── Text excerpt ──

# bidding classes?



## Rockyd (Apr 22, 2007)

1.888 NEC-CODE on the phone, tell them what you want, and they can help you out.

Welcome to the forum!


----------



## wire dog (Mar 19, 2011)

i will try that thanks


----------



## Rockyd (Apr 22, 2007)

It's the "other" (MHE) site, and has a lot of good info, plus tons of good writen stuff.


----------



## miller_elex (Jan 25, 2008)

It may be unrelated, but I thought that RS Means book on bidding electrical was interesting...


----------



## HARRY304E (Sep 15, 2010)

miller_elex said:


> It may be unrelated, but I thought that RS Means book on bidding electrical was interesting...


That is one of the good ones.:thumbsup:


wire dog..Welcome to the forum.....:thumbup:


----------



## brian john (Mar 11, 2007)

wire dog said:


> "pro unioun consulting" me.


 
May I ask, what this class is?


----------



## wire dog (Mar 19, 2011)

pro union consulting is a business class on how start run a ec. google the it and well take you to the web site.

thanks harry glad to be here


----------



## pjmurph2002 (Sep 18, 2009)

NECA has estimating courses. Check with your local branch and see what they may be able to do for you. You might need a NECA member to sign you up for the class.


----------

───
── Rows ──

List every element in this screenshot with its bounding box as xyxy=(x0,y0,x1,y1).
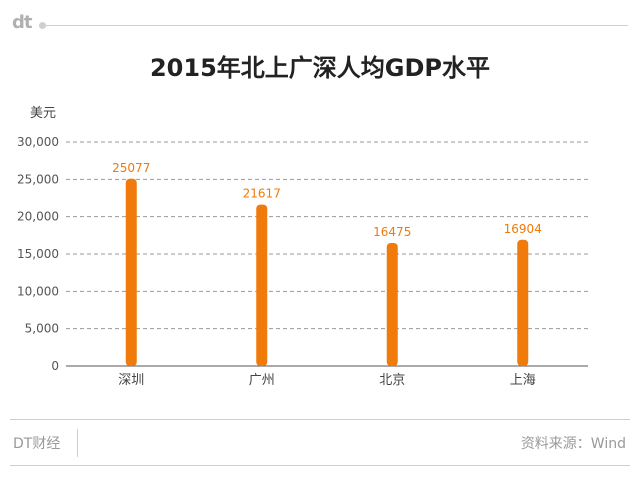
y-tick-label: 5,000 xyxy=(25,322,59,336)
data-labels: 25077 21617 16475 16904 xyxy=(112,161,542,239)
footer-brand: DT财经 xyxy=(13,436,61,452)
x-tick-label: 深圳 xyxy=(118,373,144,388)
x-tick-label: 上海 xyxy=(510,373,536,388)
brand-logo: dt xyxy=(12,12,32,33)
data-label: 21617 xyxy=(243,187,281,201)
y-tick-label: 0 xyxy=(51,359,59,373)
data-label: 16904 xyxy=(504,222,542,236)
grid-layer xyxy=(66,141,588,367)
x-tick-labels: 深圳 广州 北京 上海 xyxy=(118,373,536,388)
y-tick-label: 25,000 xyxy=(17,172,59,186)
y-tick-label: 30,000 xyxy=(17,135,59,149)
y-axis-unit: 美元 xyxy=(30,106,57,121)
x-tick-label: 广州 xyxy=(249,373,275,388)
bar xyxy=(386,242,398,366)
bars xyxy=(125,178,529,366)
data-label: 25077 xyxy=(112,161,150,175)
chart-title: 2015年北上广深人均GDP水平 xyxy=(149,54,490,82)
x-tick-label: 北京 xyxy=(379,373,405,388)
footer-top-rule xyxy=(10,419,630,420)
footer-bottom-rule xyxy=(10,465,630,466)
bar xyxy=(517,239,529,366)
footer-source: 资料来源：Wind xyxy=(520,436,626,452)
header-rule-dot xyxy=(39,22,46,29)
y-tick-label: 20,000 xyxy=(17,210,59,224)
y-tick-label: 10,000 xyxy=(17,284,59,298)
bar xyxy=(125,178,137,366)
y-tick-label: 15,000 xyxy=(17,247,59,261)
bar xyxy=(256,204,268,366)
y-tick-labels: 0 5,000 10,000 15,000 20,000 25,000 30,000 xyxy=(17,135,59,373)
header-rule xyxy=(44,25,628,26)
data-label: 16475 xyxy=(373,225,411,239)
footer-separator xyxy=(77,429,78,457)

───

Output word for word the part of the bidding-classes thread starting at "## pjmurph2002 (Sep" and ending at "for the class.". The records were taken from a different source than the thread.

:: Exercise result ::
## pjmurph2002 (Sep 18, 2009)

NECA has estimating courses. Check with your local branch and see what they may be able to do for you. You might need a NECA member to sign you up for the class.